## Start Raw records

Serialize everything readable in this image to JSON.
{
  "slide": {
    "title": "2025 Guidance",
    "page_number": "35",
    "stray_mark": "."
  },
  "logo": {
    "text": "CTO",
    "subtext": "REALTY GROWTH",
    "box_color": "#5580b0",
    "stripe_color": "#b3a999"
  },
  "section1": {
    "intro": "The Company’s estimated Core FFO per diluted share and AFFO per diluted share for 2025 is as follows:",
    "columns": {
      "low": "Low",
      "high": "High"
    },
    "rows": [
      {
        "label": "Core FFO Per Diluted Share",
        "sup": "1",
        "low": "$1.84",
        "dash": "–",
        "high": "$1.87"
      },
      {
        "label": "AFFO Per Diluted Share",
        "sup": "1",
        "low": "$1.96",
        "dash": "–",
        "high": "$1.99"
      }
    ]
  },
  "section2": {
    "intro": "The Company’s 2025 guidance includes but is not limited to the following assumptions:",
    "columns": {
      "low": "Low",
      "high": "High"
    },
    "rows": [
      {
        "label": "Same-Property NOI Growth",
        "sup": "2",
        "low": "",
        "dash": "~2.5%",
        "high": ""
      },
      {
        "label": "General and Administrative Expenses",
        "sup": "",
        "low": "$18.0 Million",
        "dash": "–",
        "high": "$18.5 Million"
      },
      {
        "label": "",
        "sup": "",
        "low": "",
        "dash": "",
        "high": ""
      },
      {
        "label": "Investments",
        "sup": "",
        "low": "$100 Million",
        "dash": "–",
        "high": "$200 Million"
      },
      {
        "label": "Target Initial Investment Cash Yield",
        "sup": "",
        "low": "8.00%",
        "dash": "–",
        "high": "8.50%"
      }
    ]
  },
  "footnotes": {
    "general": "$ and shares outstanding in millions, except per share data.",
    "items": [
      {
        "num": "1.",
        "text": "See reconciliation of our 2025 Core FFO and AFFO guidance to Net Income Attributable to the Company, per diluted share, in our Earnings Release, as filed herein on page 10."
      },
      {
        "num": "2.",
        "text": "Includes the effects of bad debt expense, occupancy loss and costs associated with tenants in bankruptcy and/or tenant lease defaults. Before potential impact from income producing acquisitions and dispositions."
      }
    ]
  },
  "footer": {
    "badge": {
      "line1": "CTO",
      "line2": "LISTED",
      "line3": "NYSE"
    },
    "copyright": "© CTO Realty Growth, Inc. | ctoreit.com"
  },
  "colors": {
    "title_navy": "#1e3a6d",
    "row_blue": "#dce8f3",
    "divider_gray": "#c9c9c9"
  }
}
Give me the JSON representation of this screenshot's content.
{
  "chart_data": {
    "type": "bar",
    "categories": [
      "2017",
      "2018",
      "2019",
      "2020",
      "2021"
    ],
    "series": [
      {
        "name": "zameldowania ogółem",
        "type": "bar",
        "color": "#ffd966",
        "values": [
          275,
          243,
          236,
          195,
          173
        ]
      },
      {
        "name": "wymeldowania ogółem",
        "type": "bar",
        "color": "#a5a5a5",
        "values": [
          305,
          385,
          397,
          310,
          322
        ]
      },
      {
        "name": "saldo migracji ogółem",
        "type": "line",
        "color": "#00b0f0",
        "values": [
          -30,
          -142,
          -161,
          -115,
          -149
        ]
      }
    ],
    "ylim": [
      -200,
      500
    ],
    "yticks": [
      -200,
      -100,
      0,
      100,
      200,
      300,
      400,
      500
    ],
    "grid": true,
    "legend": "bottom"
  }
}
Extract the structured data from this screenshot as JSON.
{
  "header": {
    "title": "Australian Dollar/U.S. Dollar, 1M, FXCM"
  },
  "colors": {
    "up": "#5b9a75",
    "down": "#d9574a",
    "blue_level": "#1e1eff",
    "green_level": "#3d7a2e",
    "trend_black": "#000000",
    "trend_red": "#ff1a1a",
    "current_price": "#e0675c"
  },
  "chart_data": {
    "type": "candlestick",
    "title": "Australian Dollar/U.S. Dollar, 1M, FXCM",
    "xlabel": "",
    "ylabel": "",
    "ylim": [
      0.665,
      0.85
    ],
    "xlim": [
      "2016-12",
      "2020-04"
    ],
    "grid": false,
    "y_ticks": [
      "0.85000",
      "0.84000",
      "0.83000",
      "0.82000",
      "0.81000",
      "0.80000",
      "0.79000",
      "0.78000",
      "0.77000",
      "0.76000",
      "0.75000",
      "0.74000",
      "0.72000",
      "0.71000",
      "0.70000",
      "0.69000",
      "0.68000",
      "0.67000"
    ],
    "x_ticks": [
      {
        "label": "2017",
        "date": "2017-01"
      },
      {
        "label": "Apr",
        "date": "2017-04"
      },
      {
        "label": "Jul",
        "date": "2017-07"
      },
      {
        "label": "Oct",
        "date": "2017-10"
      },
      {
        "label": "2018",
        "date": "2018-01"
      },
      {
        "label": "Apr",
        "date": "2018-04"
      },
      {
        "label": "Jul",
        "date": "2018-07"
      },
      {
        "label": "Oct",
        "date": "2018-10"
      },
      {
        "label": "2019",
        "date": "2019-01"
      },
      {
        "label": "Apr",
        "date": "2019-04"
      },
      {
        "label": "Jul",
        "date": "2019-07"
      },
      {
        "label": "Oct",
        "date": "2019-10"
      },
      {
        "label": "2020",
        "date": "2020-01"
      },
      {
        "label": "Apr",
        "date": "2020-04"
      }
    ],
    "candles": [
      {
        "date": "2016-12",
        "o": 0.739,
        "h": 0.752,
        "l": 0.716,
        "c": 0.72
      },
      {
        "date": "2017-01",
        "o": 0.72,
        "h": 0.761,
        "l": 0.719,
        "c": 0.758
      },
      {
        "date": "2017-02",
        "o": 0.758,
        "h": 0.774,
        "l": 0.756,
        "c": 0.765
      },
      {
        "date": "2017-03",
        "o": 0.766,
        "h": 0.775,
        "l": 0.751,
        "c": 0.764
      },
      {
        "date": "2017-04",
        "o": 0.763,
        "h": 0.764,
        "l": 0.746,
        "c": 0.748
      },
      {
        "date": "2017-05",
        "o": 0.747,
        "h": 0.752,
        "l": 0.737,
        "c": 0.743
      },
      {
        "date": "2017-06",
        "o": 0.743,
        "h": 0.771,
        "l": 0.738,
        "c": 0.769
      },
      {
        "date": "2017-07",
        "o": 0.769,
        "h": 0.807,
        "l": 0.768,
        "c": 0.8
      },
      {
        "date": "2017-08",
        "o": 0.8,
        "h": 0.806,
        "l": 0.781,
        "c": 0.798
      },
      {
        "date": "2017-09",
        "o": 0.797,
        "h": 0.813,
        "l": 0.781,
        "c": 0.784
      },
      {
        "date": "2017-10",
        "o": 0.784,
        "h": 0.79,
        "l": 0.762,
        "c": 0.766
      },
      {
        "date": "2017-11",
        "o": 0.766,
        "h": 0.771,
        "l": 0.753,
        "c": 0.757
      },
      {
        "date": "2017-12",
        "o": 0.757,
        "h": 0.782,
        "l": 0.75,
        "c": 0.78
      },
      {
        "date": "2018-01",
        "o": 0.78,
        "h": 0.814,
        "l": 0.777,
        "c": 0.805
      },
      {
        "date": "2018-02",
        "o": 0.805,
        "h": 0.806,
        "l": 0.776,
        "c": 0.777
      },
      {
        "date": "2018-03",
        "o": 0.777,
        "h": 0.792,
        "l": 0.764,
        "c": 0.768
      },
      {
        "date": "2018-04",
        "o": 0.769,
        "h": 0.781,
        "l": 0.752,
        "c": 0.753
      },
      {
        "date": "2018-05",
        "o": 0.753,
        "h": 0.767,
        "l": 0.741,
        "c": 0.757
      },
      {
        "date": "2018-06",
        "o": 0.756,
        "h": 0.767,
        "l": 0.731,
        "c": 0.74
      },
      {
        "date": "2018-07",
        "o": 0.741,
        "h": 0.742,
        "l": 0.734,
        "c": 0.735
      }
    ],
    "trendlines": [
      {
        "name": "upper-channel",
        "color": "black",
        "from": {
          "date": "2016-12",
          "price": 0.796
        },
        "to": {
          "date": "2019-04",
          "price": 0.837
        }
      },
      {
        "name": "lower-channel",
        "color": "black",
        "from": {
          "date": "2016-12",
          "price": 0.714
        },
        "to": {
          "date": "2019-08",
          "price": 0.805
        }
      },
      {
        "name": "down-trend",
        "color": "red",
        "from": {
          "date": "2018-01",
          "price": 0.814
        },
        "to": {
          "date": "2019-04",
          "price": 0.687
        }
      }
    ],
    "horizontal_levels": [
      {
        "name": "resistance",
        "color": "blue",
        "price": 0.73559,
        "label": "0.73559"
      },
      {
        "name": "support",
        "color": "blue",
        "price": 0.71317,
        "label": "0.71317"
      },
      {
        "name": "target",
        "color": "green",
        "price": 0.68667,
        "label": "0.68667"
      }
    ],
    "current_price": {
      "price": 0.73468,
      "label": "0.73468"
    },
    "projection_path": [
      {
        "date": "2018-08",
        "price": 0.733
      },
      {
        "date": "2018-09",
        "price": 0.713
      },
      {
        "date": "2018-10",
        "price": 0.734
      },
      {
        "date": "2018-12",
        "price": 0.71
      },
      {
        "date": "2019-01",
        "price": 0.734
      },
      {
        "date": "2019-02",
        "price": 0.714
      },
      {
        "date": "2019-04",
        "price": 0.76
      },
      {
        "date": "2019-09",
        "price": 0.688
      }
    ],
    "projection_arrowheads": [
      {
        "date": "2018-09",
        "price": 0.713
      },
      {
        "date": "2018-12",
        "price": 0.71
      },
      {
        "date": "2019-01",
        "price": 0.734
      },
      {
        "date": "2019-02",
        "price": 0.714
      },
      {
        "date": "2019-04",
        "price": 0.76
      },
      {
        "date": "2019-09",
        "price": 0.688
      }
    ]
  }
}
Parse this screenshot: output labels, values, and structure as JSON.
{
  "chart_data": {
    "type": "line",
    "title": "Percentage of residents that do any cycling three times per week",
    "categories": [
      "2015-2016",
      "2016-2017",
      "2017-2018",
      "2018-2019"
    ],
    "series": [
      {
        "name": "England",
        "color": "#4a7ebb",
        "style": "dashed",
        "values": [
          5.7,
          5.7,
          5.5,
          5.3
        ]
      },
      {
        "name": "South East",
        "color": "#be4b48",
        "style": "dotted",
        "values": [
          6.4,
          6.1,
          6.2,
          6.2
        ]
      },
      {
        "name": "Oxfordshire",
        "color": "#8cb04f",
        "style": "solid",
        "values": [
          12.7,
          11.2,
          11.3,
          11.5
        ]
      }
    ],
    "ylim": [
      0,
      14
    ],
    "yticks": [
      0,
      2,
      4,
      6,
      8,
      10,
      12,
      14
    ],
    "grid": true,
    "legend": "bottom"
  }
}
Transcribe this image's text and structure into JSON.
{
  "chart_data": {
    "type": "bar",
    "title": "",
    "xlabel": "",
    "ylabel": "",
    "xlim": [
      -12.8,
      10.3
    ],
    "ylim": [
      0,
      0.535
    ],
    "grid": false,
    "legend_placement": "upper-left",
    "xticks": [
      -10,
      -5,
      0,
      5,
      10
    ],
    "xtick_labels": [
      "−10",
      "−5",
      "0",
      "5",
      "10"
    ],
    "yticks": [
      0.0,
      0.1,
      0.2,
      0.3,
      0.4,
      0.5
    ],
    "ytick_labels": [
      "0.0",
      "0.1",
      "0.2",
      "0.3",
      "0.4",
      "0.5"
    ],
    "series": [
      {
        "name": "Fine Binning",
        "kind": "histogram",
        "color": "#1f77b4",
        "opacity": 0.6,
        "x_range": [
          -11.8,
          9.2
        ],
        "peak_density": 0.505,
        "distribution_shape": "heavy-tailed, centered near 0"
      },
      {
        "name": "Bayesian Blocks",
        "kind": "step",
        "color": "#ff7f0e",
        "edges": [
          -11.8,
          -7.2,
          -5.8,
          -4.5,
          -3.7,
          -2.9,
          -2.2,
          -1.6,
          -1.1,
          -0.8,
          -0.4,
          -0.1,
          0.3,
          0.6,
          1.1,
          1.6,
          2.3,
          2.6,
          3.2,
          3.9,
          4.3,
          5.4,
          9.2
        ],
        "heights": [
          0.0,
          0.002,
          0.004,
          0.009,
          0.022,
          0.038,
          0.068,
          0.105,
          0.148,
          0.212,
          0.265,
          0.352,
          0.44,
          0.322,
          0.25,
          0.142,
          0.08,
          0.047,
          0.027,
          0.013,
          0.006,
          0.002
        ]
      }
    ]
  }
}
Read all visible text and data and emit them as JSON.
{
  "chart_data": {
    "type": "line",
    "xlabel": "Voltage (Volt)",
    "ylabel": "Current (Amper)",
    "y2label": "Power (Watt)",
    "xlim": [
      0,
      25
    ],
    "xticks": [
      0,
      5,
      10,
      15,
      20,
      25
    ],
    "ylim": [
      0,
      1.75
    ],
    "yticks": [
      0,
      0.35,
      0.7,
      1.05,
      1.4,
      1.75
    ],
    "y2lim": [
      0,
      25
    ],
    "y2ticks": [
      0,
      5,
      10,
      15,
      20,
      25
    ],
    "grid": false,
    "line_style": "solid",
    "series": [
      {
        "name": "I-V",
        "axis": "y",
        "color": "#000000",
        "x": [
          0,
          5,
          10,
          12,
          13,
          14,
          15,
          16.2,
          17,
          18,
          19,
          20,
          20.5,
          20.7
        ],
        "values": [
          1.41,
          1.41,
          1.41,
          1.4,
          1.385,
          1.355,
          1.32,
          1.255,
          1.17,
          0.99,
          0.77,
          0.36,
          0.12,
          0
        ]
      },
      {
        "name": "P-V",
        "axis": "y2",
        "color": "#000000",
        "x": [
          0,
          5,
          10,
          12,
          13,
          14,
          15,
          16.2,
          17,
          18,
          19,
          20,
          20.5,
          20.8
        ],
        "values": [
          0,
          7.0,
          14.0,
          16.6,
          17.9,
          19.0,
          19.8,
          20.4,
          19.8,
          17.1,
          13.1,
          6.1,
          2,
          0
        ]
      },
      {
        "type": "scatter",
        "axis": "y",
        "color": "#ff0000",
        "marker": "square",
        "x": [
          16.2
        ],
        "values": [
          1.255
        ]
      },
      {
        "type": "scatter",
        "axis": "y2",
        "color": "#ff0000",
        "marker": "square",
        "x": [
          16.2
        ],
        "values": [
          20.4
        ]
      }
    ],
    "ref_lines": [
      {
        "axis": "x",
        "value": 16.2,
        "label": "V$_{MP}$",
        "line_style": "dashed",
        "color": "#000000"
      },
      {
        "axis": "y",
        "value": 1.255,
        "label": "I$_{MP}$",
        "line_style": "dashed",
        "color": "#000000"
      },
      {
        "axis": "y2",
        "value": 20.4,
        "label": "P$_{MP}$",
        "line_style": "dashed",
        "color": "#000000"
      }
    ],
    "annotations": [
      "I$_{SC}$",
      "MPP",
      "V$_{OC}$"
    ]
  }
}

## End Raw records

Instructions for the task:
Determine how many lines above contain "intro" as a word or string. Give the number alone.

Finished answer:
2